━━ Data ━━

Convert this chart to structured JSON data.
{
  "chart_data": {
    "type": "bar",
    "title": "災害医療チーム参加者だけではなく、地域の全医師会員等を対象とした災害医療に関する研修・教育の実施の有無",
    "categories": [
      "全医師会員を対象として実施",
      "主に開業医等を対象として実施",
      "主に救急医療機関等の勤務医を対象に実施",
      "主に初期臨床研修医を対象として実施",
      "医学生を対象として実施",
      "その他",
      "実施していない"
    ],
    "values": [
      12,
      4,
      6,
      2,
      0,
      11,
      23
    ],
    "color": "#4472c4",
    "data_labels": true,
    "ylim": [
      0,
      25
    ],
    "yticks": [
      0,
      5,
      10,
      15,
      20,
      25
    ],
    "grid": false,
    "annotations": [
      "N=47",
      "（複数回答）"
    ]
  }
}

━━━

### Set task
Write out the complete set of records exactly as given.

### The completed task
Convert this chart to structured JSON data.
{
  "chart_data": {
    "type": "bar",
    "title": "災害医療チーム参加者だけではなく、地域の全医師会員等を対象とした災害医療に関する研修・教育の実施の有無",
    "categories": [
      "全医師会員を対象として実施",
      "主に開業医等を対象として実施",
      "主に救急医療機関等の勤務医を対象に実施",
      "主に初期臨床研修医を対象として実施",
      "医学生を対象として実施",
      "その他",
      "実施していない"
    ],
    "values": [
      12,
      4,
      6,
      2,
      0,
      11,
      23
    ],
    "color": "#4472c4",
    "data_labels": true,
    "ylim": [
      0,
      25
    ],
    "yticks": [
      0,
      5,
      10,
      15,
      20,
      25
    ],
    "grid": false,
    "annotations": [
      "N=47",
      "（複数回答）"
    ]
  }
}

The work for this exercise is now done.